▸ **PROVIDED DATA**:
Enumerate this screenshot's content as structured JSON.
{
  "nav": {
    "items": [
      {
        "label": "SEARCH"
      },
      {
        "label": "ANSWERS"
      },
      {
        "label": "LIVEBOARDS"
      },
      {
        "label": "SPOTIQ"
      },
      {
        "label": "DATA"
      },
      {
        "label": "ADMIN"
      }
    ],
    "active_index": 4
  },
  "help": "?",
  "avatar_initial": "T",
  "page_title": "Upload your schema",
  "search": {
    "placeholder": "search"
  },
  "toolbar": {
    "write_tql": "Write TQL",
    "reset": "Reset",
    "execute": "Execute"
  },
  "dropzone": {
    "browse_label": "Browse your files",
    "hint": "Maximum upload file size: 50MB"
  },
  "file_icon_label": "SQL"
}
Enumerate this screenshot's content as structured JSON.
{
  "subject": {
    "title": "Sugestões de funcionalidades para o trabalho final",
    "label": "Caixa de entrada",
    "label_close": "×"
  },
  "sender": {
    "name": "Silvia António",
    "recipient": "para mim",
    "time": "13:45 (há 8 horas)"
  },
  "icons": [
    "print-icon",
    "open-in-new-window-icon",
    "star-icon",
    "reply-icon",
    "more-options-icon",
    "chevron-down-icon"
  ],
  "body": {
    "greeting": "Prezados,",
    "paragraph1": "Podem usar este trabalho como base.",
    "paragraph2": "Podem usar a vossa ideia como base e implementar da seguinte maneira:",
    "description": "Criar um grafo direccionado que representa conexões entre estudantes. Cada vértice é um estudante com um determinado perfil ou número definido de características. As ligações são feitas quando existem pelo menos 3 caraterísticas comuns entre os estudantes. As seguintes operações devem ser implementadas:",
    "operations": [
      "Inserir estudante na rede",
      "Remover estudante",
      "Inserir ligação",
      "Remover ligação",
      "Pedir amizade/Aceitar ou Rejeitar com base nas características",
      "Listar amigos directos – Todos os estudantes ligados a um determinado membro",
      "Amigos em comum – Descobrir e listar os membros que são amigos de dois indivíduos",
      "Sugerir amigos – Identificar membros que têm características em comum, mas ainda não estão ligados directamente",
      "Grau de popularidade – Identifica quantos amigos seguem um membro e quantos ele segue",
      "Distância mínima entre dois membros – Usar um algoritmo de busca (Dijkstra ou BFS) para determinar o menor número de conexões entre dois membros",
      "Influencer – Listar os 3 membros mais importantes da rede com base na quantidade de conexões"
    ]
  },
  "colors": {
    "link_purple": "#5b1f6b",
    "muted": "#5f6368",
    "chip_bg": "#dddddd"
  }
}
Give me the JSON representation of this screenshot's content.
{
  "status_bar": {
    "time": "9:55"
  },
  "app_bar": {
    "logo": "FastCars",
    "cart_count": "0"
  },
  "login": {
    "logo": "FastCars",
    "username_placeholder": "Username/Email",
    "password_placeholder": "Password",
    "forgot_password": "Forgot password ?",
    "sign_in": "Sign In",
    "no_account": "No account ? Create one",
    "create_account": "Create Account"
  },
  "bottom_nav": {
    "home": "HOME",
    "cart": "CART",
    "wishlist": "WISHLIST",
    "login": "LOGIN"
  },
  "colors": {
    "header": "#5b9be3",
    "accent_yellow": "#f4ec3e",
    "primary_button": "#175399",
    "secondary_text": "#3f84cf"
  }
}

▸ **DIRECTIVE**: Copy out the lines in which the string "amigos" appears.

▸ **EXERCISE SOLUTION**:
      "Listar amigos directos – Todos os estudantes ligados a um determinado membro",
      "Amigos em comum – Descobrir e listar os membros que são amigos de dois indivíduos",
      "Sugerir amigos – Identificar membros que têm características em comum, mas ainda não estão ligados directamente",
      "Grau de popularidade – Identifica quantos amigos seguem um membro e quantos ele segue",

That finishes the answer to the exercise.